Given exercise: Retype each entry below, keeping every character the same.

Exercise inputs:
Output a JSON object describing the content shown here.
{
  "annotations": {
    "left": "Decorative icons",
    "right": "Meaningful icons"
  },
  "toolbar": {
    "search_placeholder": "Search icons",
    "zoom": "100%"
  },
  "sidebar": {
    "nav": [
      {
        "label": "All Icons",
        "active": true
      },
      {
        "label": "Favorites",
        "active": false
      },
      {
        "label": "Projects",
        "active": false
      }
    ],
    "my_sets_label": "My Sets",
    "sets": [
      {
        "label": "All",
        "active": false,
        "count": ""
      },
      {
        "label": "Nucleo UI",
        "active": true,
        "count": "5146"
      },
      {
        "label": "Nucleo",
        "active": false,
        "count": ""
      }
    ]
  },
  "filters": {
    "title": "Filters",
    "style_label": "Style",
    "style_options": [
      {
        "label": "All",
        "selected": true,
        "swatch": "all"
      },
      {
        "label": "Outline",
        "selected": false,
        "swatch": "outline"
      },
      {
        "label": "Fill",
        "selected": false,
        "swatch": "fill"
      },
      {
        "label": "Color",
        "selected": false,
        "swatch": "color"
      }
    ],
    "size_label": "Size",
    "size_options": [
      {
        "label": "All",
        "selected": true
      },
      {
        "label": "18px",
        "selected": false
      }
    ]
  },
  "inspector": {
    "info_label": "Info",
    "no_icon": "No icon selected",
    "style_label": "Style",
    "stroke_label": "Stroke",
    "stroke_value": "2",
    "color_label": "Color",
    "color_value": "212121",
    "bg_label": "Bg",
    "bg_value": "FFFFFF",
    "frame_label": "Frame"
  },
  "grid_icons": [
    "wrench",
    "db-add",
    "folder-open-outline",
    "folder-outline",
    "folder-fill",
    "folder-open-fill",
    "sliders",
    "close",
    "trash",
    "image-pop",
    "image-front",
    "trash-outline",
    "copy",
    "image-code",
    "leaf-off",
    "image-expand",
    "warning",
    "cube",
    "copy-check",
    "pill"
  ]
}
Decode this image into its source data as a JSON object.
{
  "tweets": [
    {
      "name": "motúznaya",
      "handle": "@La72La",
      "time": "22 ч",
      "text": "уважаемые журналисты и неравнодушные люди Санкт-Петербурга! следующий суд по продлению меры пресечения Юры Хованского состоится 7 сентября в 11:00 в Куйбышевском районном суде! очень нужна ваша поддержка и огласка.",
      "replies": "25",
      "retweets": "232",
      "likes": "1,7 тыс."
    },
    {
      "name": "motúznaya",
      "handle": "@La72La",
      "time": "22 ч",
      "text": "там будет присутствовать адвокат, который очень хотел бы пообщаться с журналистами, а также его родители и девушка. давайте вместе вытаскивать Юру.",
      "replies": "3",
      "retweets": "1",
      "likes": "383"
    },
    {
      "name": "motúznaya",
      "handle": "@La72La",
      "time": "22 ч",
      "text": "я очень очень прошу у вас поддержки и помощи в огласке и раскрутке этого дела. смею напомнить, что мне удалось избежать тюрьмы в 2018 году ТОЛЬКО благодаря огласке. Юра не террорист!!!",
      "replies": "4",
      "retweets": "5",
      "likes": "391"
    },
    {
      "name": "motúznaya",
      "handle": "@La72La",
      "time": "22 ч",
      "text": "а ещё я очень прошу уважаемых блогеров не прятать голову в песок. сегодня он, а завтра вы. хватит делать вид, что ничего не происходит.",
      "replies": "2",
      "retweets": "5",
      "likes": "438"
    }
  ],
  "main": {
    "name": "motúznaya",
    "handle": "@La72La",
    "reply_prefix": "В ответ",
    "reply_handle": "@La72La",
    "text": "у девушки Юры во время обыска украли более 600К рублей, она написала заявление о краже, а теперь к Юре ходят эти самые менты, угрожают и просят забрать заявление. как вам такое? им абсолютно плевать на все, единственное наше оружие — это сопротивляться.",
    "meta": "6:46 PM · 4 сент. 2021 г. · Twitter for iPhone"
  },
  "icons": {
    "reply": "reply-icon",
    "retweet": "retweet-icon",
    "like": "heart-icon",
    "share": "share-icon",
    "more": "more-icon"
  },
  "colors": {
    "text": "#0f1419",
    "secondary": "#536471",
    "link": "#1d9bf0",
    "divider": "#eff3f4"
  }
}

Written solution:
Output a JSON object describing the content shown here.
{
  "annotations": {
    "left": "Decorative icons",
    "right": "Meaningful icons"
  },
  "toolbar": {
    "search_placeholder": "Search icons",
    "zoom": "100%"
  },
  "sidebar": {
    "nav": [
      {
        "label": "All Icons",
        "active": true
      },
      {
        "label": "Favorites",
        "active": false
      },
      {
        "label": "Projects",
        "active": false
      }
    ],
    "my_sets_label": "My Sets",
    "sets": [
      {
        "label": "All",
        "active": false,
        "count": ""
      },
      {
        "label": "Nucleo UI",
        "active": true,
        "count": "5146"
      },
      {
        "label": "Nucleo",
        "active": false,
        "count": ""
      }
    ]
  },
  "filters": {
    "title": "Filters",
    "style_label": "Style",
    "style_options": [
      {
        "label": "All",
        "selected": true,
        "swatch": "all"
      },
      {
        "label": "Outline",
        "selected": false,
        "swatch": "outline"
      },
      {
        "label": "Fill",
        "selected": false,
        "swatch": "fill"
      },
      {
        "label": "Color",
        "selected": false,
        "swatch": "color"
      }
    ],
    "size_label": "Size",
    "size_options": [
      {
        "label": "All",
        "selected": true
      },
      {
        "label": "18px",
        "selected": false
      }
    ]
  },
  "inspector": {
    "info_label": "Info",
    "no_icon": "No icon selected",
    "style_label": "Style",
    "stroke_label": "Stroke",
    "stroke_value": "2",
    "color_label": "Color",
    "color_value": "212121",
    "bg_label": "Bg",
    "bg_value": "FFFFFF",
    "frame_label": "Frame"
  },
  "grid_icons": [
    "wrench",
    "db-add",
    "folder-open-outline",
    "folder-outline",
    "folder-fill",
    "folder-open-fill",
    "sliders",
    "close",
    "trash",
    "image-pop",
    "image-front",
    "trash-outline",
    "copy",
    "image-code",
    "leaf-off",
    "image-expand",
    "warning",
    "cube",
    "copy-check",
    "pill"
  ]
}
Decode this image into its source data as a JSON object.
{
  "tweets": [
    {
      "name": "motúznaya",
      "handle": "@La72La",
      "time": "22 ч",
      "text": "уважаемые журналисты и неравнодушные люди Санкт-Петербурга! следующий суд по продлению меры пресечения Юры Хованского состоится 7 сентября в 11:00 в Куйбышевском районном суде! очень нужна ваша поддержка и огласка.",
      "replies": "25",
      "retweets": "232",
      "likes": "1,7 тыс."
    },
    {
      "name": "motúznaya",
      "handle": "@La72La",
      "time": "22 ч",
      "text": "там будет присутствовать адвокат, который очень хотел бы пообщаться с журналистами, а также его родители и девушка. давайте вместе вытаскивать Юру.",
      "replies": "3",
      "retweets": "1",
      "likes": "383"
    },
    {
      "name": "motúznaya",
      "handle": "@La72La",
      "time": "22 ч",
      "text": "я очень очень прошу у вас поддержки и помощи в огласке и раскрутке этого дела. смею напомнить, что мне удалось избежать тюрьмы в 2018 году ТОЛЬКО благодаря огласке. Юра не террорист!!!",
      "replies": "4",
      "retweets": "5",
      "likes": "391"
    },
    {
      "name": "motúznaya",
      "handle": "@La72La",
      "time": "22 ч",
      "text": "а ещё я очень прошу уважаемых блогеров не прятать голову в песок. сегодня он, а завтра вы. хватит делать вид, что ничего не происходит.",
      "replies": "2",
      "retweets": "5",
      "likes": "438"
    }
  ],
  "main": {
    "name": "motúznaya",
    "handle": "@La72La",
    "reply_prefix": "В ответ",
    "reply_handle": "@La72La",
    "text": "у девушки Юры во время обыска украли более 600К рублей, она написала заявление о краже, а теперь к Юре ходят эти самые менты, угрожают и просят забрать заявление. как вам такое? им абсолютно плевать на все, единственное наше оружие — это сопротивляться.",
    "meta": "6:46 PM · 4 сент. 2021 г. · Twitter for iPhone"
  },
  "icons": {
    "reply": "reply-icon",
    "retweet": "retweet-icon",
    "like": "heart-icon",
    "share": "share-icon",
    "more": "more-icon"
  },
  "colors": {
    "text": "#0f1419",
    "secondary": "#536471",
    "link": "#1d9bf0",
    "divider": "#eff3f4"
  }
}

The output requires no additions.